**YOUR OBJECTIVE**
Track down the lines that contain "Balen" and copy them.

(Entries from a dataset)
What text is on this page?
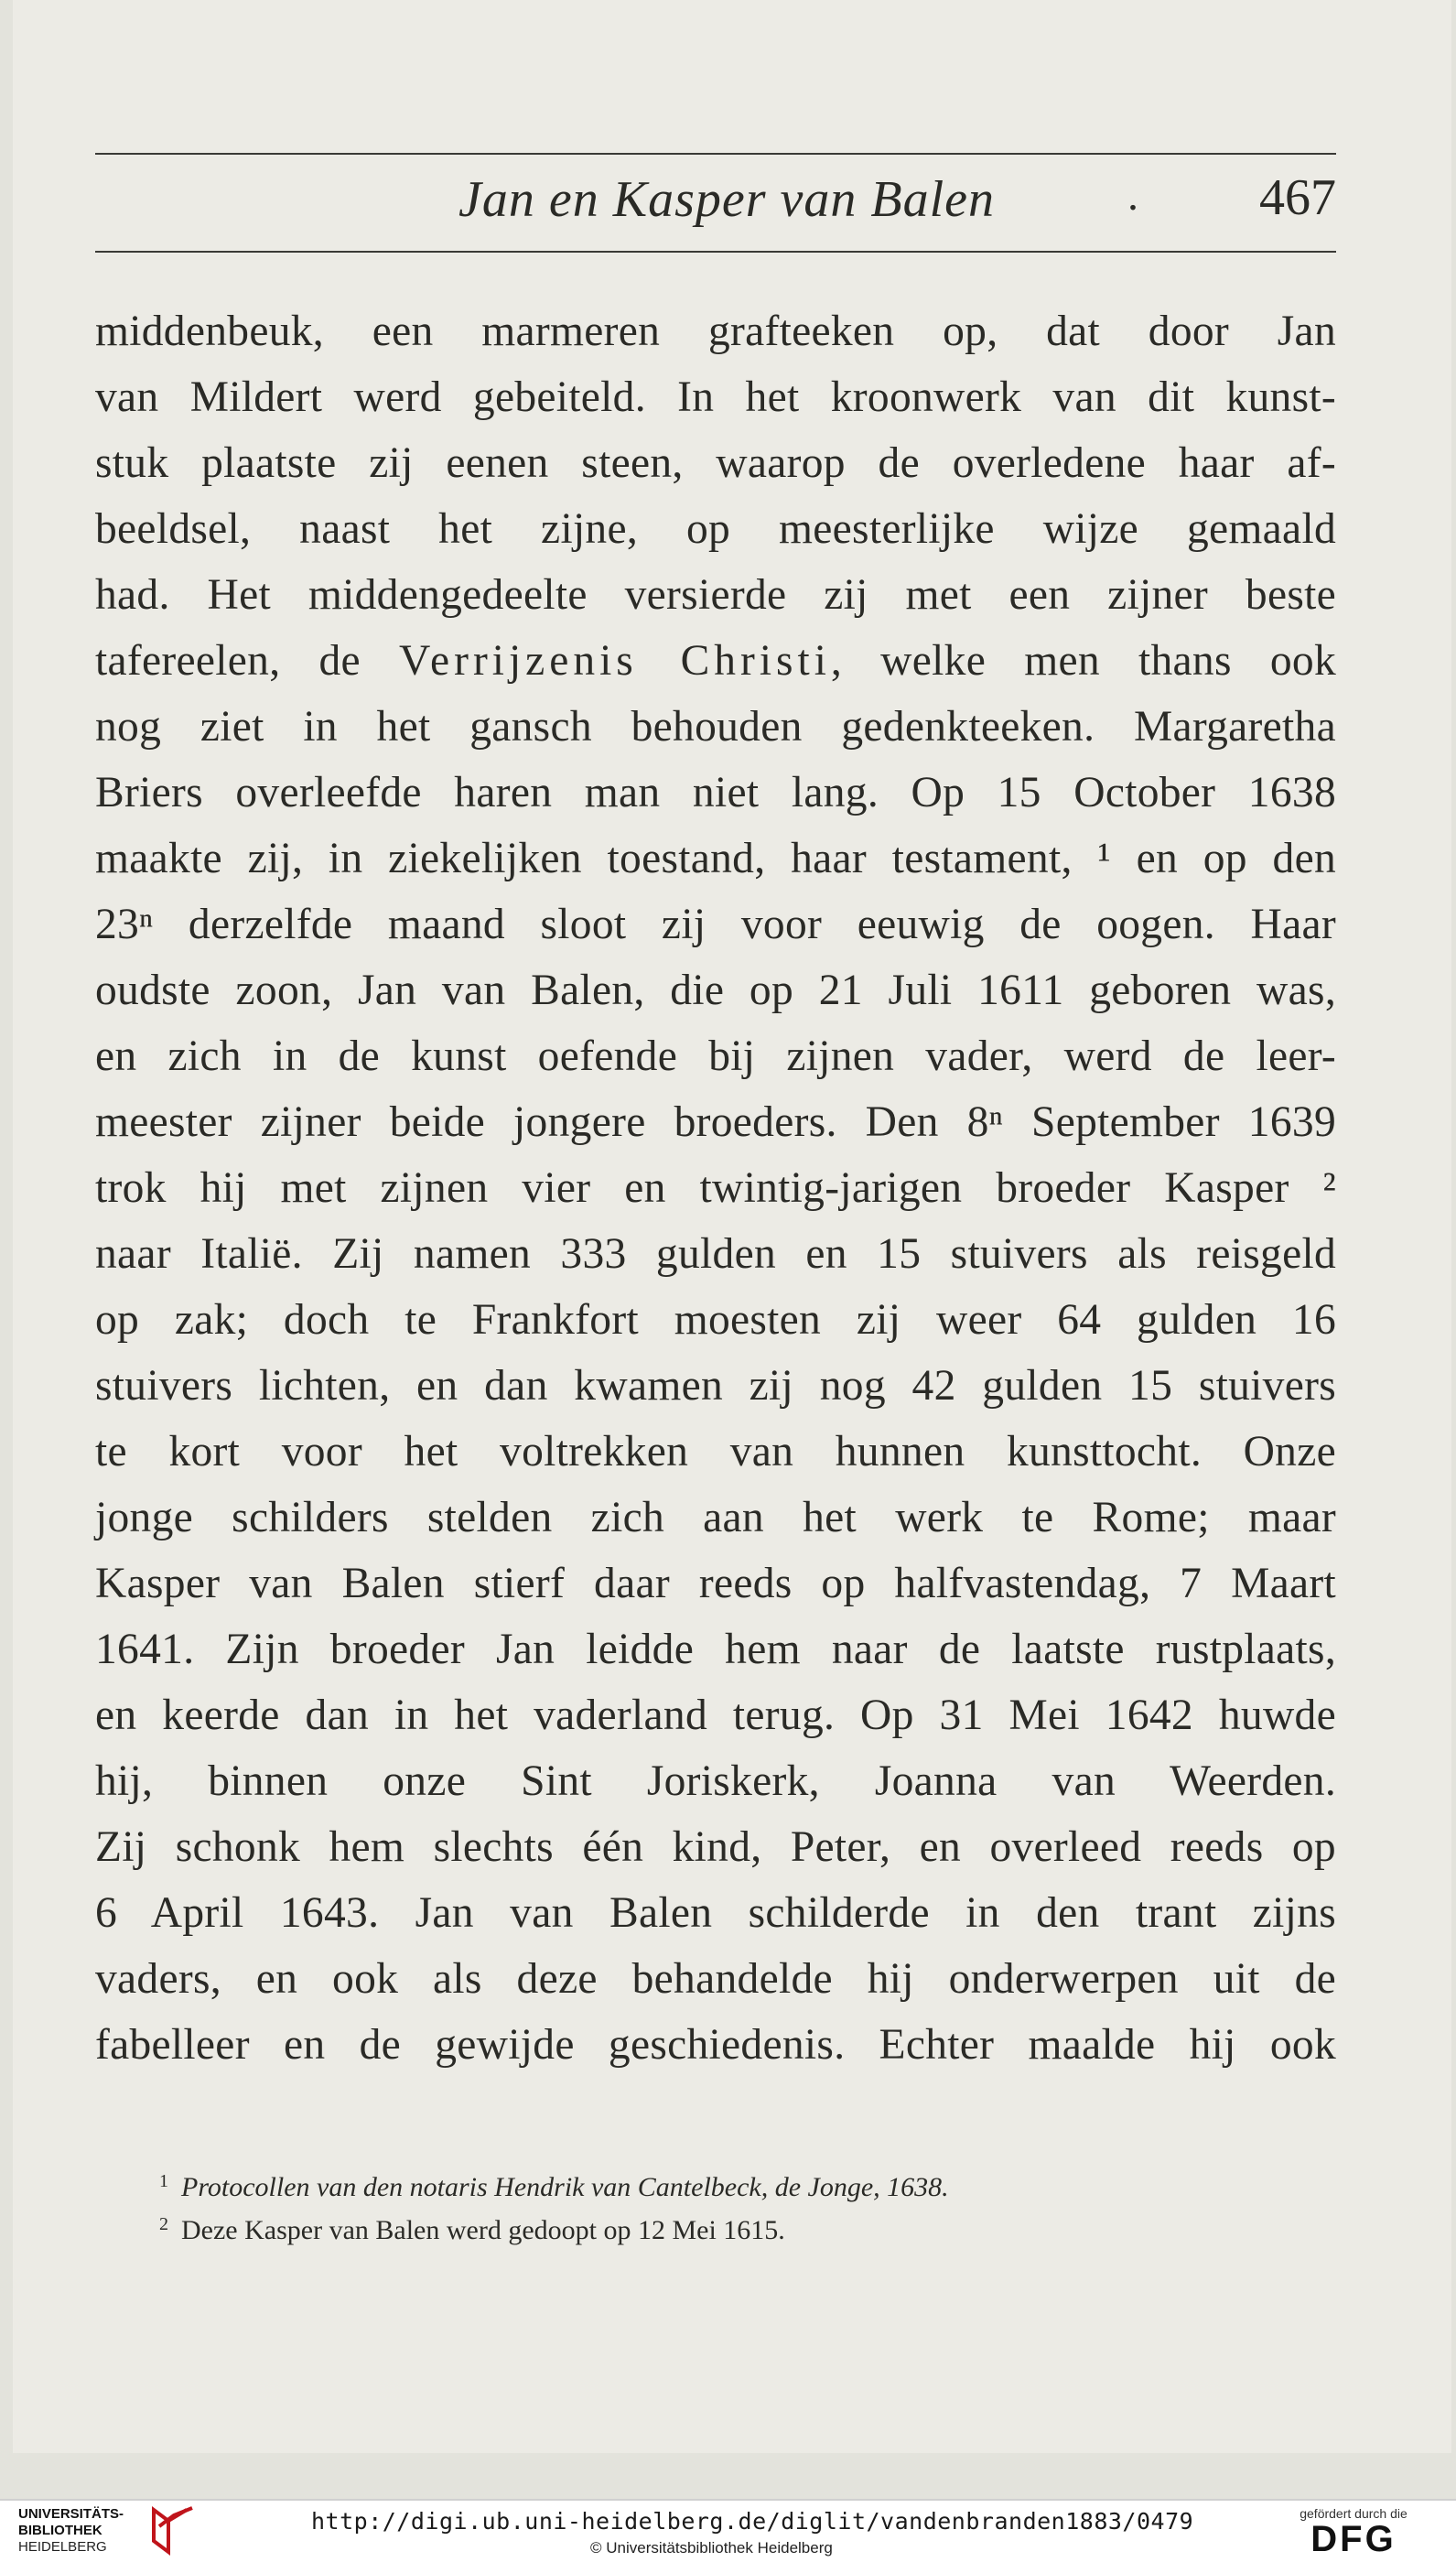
Jan en Kasper van Balen	. 467
middenbeuk, een marmeren grafteeken op, dat door Jan
van Mildert werd gebeiteld. In het kroonwerk van dit kunst-
stuk plaatste zij eenen steen, waarop de overledene haar af-
beeldsel, naast het zijne, op meesterlijke wijze gemaald
had. Het middengedeelte versierde zij met een zijner beste
tafereelen, de Verrijzenis Christi, welke men thans ook
nog ziet in het gansch behouden gedenkteeken. Margaretha
Briers overleefde haren man niet lang. Op 15 October 1638
maakte zij, in ziekelijken toestand, haar testament, ¹ en op den
23ⁿ derzelfde maand sloot zij voor eeuwig de oogen. Haar
oudste zoon, Jan van Balen, die op 21 Juli 1611 geboren was,
en zich in de kunst oefende bij zijnen vader, werd de leer-
meester zijner beide jongere broeders. Den 8ⁿ September 1639
trok hij met zijnen vier en twintig-jarigen broeder Kasper ²
naar Italië. Zij namen 333 gulden en 15 stuivers als reisgeld
op zak; doch te Frankfort moesten zij weer 64 gulden 16
stuivers lichten, en dan kwamen zij nog 42 gulden 15 stuivers
te kort voor het voltrekken van hunnen kunsttocht. Onze
jonge schilders stelden zich aan het werk te Rome; maar
Kasper van Balen stierf daar reeds op halfvastendag, 7 Maart
1641. Zijn broeder Jan leidde hem naar de laatste rustplaats,
en keerde dan in het vaderland terug. Op 31 Mei 1642 huwde
hij, binnen onze Sint Joriskerk, Joanna van Weerden.
Zij schonk hem slechts één kind, Peter, en overleed reeds op
6 April 1643. Jan van Balen schilderde in den trant zijns
vaders, en ook als deze behandelde hij onderwerpen uit de
fabelleer en de gewijde geschiedenis. Echter maalde hij ook
$^1$ Protocollen van den notaris Hendrik van Cantelbeck, de Jonge, 1638.
$^2$ Deze Kasper van Balen werd gedoopt op 12 Mei 1615.
UNIVERSITÄTS-
BIBLIOTHEK
HEIDELBERG
http://digi.ub.uni-heidelberg.de/diglit/vandenbranden1883/0479
© Universitätsbibliothek Heidelberg
gefördert durch die
DFG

**OUTPUT FOR THIS EXERCISE**
Jan en Kasper van Balen	. 467
oudste zoon, Jan van Balen, die op 21 Juli 1611 geboren was,
Kasper van Balen stierf daar reeds op halfvastendag, 7 Maart
6 April 1643. Jan van Balen schilderde in den trant zijns
$^2$ Deze Kasper van Balen werd gedoopt op 12 Mei 1615.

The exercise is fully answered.